Stated task: Return the entries below in their exact form, leaving the pictures out.

◇ ◇ ◇

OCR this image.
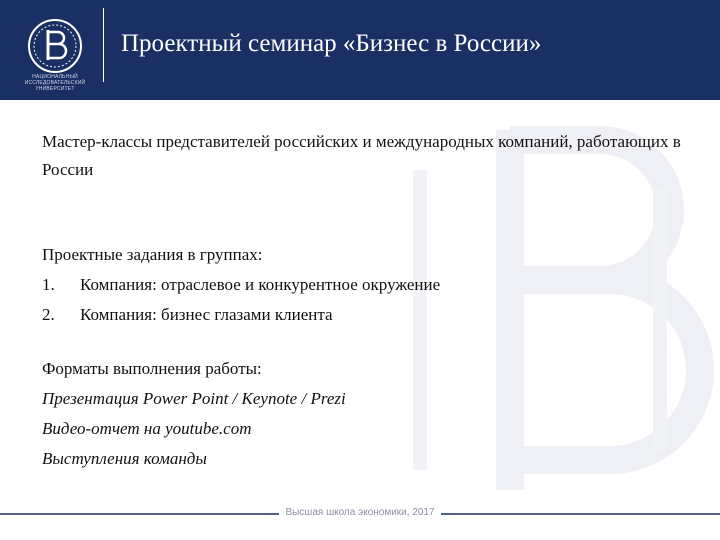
НАЦИОНАЛЬНЫЙ ИССЛЕДОВАТЕЛЬСКИЙ УНИВЕРСИТЕТ
Проектный семинар «Бизнес в России»
Мастер-классы представителей российских и международных компаний, работающих в России
Проектные задания в группах:
1.	Компания: отраслевое и конкурентное окружение
2.	Компания: бизнес глазами клиента
Форматы выполнения работы:
Презентация Power Point / Keynote / Prezi
Видео-отчет на youtube.com
Выступления команды
Высшая школа экономики, 2017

◇ ◇ ◇

Result of the exercise:
OCR this image.
НАЦИОНАЛЬНЫЙ ИССЛЕДОВАТЕЛЬСКИЙ УНИВЕРСИТЕТ
Проектный семинар «Бизнес в России»
Мастер-классы представителей российских и международных компаний, работающих в России
Проектные задания в группах:
1.	Компания: отраслевое и конкурентное окружение
2.	Компания: бизнес глазами клиента
Форматы выполнения работы:
Презентация Power Point / Keynote / Prezi
Видео-отчет на youtube.com
Выступления команды
Высшая школа экономики, 2017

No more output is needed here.